▶ **What this task involves**: Your task is to print every entry below exactly as given.

▶ **Data excerpts**:
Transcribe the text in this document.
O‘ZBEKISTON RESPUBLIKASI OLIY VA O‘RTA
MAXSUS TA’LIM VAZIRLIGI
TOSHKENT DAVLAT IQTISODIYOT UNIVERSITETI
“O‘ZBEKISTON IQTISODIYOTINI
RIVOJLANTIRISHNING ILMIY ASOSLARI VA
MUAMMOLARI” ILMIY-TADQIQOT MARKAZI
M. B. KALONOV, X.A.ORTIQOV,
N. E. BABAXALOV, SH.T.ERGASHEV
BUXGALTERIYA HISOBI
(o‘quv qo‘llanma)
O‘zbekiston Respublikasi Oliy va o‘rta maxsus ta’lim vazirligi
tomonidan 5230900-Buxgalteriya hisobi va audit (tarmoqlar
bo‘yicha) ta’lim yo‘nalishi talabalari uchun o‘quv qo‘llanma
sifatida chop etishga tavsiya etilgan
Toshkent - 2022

▶ **Answer to the problem**:
Transcribe the text in this document.
O‘ZBEKISTON RESPUBLIKASI OLIY VA O‘RTA
MAXSUS TA’LIM VAZIRLIGI
TOSHKENT DAVLAT IQTISODIYOT UNIVERSITETI
“O‘ZBEKISTON IQTISODIYOTINI
RIVOJLANTIRISHNING ILMIY ASOSLARI VA
MUAMMOLARI” ILMIY-TADQIQOT MARKAZI
M. B. KALONOV, X.A.ORTIQOV,
N. E. BABAXALOV, SH.T.ERGASHEV
BUXGALTERIYA HISOBI
(o‘quv qo‘llanma)
O‘zbekiston Respublikasi Oliy va o‘rta maxsus ta’lim vazirligi
tomonidan 5230900-Buxgalteriya hisobi va audit (tarmoqlar
bo‘yicha) ta’lim yo‘nalishi talabalari uchun o‘quv qo‘llanma
sifatida chop etishga tavsiya etilgan
Toshkent - 2022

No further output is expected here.